#### [Task statement]
Where a line contains the string "JSON", copy that line.
··· Data supplied ···
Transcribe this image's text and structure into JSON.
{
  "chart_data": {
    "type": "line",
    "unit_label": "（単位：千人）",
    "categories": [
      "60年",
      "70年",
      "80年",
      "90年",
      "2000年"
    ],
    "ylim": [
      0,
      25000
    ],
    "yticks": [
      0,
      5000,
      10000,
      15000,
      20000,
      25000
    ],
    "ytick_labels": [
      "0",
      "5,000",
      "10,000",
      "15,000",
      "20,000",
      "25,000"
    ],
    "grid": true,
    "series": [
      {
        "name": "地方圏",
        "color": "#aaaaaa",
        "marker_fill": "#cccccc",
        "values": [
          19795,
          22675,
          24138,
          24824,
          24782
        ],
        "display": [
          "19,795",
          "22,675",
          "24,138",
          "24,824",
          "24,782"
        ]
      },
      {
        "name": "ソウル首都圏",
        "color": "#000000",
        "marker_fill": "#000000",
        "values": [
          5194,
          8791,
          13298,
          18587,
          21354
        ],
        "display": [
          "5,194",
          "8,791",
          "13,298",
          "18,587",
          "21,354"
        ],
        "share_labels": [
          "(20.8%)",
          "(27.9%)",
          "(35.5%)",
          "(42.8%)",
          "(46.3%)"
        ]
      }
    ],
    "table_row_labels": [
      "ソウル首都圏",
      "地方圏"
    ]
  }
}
···
··· Data supplied ···
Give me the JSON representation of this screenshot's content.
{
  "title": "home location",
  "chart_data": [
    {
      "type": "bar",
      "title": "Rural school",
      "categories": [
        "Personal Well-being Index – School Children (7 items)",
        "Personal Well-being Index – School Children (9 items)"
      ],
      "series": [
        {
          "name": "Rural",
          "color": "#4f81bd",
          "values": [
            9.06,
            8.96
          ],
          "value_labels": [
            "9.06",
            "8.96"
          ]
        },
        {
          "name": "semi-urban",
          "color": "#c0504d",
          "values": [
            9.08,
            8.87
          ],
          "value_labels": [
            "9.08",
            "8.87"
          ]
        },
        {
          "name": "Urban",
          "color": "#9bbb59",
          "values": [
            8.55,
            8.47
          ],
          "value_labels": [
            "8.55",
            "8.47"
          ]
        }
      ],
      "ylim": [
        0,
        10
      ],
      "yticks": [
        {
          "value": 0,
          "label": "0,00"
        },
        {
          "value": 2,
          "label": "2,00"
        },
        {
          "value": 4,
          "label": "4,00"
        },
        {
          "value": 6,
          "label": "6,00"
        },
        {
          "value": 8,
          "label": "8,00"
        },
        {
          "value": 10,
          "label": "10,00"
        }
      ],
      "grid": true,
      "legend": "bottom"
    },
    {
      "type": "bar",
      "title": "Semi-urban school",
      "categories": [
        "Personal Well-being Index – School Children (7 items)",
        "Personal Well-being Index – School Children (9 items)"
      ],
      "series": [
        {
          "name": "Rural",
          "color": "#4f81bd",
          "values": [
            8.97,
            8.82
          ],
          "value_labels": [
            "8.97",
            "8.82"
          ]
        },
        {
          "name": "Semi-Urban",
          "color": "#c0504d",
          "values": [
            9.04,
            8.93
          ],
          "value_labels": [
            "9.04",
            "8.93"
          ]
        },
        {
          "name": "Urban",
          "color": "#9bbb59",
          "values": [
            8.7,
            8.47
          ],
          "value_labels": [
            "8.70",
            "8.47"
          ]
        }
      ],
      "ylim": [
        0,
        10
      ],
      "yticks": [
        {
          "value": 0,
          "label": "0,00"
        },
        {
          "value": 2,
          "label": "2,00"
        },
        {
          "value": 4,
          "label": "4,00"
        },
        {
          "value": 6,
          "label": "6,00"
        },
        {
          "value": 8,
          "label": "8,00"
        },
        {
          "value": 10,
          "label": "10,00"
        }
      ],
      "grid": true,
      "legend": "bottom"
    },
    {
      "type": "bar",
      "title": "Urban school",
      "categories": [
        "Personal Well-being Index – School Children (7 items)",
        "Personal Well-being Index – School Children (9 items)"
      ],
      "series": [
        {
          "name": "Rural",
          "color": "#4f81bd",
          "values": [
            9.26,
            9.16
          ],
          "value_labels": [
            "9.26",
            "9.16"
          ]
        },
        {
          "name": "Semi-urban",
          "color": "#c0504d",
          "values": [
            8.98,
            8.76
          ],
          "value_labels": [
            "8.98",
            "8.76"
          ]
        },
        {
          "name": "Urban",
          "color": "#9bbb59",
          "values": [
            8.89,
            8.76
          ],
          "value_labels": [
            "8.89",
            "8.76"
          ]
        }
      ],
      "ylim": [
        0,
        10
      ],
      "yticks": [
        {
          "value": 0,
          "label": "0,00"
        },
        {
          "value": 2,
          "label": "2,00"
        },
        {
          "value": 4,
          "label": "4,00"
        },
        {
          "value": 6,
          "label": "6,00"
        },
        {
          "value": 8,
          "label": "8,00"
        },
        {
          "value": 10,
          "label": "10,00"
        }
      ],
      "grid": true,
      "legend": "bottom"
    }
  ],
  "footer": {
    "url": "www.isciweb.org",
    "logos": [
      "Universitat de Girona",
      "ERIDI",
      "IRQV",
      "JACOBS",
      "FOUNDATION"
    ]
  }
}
···
··· Data supplied ···
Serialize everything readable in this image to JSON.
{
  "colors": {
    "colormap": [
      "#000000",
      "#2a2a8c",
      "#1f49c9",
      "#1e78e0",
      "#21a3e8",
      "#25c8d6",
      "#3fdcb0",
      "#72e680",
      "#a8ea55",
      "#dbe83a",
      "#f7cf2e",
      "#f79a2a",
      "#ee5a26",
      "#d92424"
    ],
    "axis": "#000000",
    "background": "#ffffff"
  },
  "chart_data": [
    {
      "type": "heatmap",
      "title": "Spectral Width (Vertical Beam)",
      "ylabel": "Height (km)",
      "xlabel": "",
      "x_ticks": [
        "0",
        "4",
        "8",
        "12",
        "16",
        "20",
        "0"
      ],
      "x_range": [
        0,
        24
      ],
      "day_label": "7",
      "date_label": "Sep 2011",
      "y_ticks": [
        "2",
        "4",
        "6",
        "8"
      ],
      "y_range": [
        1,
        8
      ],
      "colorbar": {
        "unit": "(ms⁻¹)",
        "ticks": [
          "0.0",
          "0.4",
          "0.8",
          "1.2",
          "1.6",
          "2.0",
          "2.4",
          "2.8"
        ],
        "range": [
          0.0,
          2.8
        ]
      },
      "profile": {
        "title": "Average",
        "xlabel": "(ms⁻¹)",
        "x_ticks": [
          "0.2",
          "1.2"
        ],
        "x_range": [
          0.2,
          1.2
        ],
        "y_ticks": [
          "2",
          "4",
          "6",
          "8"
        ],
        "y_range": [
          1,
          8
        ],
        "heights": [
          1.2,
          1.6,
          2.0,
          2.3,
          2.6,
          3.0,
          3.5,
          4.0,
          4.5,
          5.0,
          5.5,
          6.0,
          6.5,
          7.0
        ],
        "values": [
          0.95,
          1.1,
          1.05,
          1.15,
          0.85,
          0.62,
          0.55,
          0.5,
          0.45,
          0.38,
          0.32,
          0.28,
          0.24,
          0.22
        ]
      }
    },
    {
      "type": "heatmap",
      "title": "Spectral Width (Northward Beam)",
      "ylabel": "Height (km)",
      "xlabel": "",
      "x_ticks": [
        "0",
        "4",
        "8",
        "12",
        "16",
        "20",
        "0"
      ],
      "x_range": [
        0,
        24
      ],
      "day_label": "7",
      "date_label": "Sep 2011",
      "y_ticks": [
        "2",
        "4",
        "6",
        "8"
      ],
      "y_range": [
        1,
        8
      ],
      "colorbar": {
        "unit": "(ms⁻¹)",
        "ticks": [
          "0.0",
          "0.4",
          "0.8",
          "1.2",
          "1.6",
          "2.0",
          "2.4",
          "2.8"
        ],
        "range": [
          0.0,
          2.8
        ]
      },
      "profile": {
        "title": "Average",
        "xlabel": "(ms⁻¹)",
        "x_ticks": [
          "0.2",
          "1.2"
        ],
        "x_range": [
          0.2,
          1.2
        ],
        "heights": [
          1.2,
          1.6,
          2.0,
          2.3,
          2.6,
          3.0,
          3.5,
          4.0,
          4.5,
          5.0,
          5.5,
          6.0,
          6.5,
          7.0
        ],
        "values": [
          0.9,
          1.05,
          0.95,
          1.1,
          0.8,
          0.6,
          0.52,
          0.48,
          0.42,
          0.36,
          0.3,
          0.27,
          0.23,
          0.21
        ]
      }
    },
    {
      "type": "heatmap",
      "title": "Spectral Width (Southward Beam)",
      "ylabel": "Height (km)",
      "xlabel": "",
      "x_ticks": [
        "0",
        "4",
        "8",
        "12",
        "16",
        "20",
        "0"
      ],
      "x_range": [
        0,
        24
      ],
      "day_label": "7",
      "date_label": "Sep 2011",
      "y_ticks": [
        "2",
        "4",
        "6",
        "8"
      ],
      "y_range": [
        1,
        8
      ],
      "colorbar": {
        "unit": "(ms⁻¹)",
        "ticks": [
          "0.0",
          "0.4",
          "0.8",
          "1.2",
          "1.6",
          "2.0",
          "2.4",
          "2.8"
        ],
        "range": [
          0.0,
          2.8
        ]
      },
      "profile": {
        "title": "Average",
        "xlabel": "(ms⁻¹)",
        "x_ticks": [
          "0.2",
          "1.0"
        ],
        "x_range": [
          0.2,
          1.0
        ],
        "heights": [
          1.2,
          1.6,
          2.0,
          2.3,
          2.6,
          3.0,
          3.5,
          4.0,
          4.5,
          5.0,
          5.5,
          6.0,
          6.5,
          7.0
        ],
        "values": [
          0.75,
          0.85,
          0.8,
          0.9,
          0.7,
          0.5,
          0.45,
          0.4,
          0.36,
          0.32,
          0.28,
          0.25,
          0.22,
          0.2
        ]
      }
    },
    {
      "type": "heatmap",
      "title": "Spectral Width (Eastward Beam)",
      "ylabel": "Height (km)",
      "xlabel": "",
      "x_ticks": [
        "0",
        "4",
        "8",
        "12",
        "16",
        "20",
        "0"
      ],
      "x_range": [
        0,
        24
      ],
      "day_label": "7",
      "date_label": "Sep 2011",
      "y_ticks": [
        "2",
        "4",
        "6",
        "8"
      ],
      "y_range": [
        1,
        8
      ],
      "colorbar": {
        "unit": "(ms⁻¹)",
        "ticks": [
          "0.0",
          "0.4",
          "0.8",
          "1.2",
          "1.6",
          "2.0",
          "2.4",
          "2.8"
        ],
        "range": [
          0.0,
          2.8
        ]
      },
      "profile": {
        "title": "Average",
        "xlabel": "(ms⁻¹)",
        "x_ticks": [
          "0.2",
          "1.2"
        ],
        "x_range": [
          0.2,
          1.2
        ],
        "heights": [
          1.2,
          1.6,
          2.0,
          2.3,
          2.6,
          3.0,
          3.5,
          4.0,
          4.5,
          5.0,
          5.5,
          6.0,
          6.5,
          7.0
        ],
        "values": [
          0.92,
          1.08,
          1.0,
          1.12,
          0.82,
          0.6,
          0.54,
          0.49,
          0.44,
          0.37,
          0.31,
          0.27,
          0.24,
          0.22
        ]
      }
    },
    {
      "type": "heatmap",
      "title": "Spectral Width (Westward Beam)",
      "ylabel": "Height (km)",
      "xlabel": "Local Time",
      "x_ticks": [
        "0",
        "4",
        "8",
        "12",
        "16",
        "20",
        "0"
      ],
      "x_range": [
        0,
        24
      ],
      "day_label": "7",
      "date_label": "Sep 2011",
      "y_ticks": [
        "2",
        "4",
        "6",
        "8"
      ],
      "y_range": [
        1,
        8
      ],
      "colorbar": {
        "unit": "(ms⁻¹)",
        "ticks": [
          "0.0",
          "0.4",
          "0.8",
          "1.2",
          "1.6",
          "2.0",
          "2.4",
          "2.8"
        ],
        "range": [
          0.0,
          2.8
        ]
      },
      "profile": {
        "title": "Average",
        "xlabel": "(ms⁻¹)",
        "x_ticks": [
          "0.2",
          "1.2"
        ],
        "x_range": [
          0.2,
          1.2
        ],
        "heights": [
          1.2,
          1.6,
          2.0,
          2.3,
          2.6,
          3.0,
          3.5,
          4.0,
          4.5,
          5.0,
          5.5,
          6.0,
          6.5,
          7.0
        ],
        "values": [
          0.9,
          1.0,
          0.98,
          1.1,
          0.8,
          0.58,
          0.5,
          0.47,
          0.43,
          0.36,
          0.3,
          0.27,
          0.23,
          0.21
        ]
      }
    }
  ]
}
···
#### [Result of the task]
Transcribe this image's text and structure into JSON.
Give me the JSON representation of this screenshot's content.
Serialize everything readable in this image to JSON.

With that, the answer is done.